Work to be completed: In the data, from the first line through the line containing "- figure-note-block: Для", change each "svg-text" to "vector-text". Write out only those lines again with nothing else altered.

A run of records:
---
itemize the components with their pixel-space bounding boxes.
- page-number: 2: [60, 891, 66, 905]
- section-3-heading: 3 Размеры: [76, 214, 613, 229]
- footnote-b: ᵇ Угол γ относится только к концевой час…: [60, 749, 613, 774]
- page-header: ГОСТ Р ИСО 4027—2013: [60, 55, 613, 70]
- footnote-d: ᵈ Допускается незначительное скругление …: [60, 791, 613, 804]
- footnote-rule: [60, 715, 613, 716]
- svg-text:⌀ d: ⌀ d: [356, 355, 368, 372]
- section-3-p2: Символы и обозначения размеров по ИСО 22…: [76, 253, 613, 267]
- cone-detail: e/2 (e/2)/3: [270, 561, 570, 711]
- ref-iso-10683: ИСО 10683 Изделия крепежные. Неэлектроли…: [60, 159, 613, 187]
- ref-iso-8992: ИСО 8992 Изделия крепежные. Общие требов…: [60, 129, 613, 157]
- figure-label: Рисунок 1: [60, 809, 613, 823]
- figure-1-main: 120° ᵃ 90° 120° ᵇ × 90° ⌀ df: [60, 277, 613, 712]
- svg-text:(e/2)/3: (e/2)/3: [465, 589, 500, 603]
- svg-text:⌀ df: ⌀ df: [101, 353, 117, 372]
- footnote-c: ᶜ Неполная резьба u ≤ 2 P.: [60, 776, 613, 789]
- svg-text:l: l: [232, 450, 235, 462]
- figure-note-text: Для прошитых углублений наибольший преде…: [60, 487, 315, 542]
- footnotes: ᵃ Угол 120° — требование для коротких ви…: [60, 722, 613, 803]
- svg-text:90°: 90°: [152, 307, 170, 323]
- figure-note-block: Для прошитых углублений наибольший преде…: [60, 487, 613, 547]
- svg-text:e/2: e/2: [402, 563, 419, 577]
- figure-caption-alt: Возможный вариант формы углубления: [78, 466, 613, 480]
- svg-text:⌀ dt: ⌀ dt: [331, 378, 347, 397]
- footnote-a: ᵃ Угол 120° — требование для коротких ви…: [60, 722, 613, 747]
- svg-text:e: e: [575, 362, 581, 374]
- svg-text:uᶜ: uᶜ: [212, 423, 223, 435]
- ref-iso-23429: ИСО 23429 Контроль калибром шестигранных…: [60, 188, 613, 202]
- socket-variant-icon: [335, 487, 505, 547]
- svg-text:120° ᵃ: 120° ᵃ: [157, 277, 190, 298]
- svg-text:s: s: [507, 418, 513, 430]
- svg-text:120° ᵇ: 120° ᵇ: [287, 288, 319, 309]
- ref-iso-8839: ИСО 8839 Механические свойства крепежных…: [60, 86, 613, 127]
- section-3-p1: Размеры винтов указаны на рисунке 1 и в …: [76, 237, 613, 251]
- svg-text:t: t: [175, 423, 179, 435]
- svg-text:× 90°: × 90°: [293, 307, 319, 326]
---
Solved problem:
itemize the components with their pixel-space bounding boxes.
- page-number: 2: [60, 891, 66, 905]
- section-3-heading: 3 Размеры: [76, 214, 613, 229]
- footnote-b: ᵇ Угол γ относится только к концевой час…: [60, 749, 613, 774]
- page-header: ГОСТ Р ИСО 4027—2013: [60, 55, 613, 70]
- footnote-d: ᵈ Допускается незначительное скругление …: [60, 791, 613, 804]
- footnote-rule: [60, 715, 613, 716]
- vector-text:⌀ d: ⌀ d: [356, 355, 368, 372]
- section-3-p2: Символы и обозначения размеров по ИСО 22…: [76, 253, 613, 267]
- cone-detail: e/2 (e/2)/3: [270, 561, 570, 711]
- ref-iso-10683: ИСО 10683 Изделия крепежные. Неэлектроли…: [60, 159, 613, 187]
- ref-iso-8992: ИСО 8992 Изделия крепежные. Общие требов…: [60, 129, 613, 157]
- figure-label: Рисунок 1: [60, 809, 613, 823]
- figure-1-main: 120° ᵃ 90° 120° ᵇ × 90° ⌀ df: [60, 277, 613, 712]
- vector-text:(e/2)/3: (e/2)/3: [465, 589, 500, 603]
- vector-text:⌀ df: ⌀ df: [101, 353, 117, 372]
- footnote-c: ᶜ Неполная резьба u ≤ 2 P.: [60, 776, 613, 789]
- vector-text:l: l: [232, 450, 235, 462]
- figure-note-text: Для прошитых углублений наибольший преде…: [60, 487, 315, 542]
- footnotes: ᵃ Угол 120° — требование для коротких ви…: [60, 722, 613, 803]
- vector-text:90°: 90°: [152, 307, 170, 323]
- figure-note-block: Для прошитых углублений наибольший преде…: [60, 487, 613, 547]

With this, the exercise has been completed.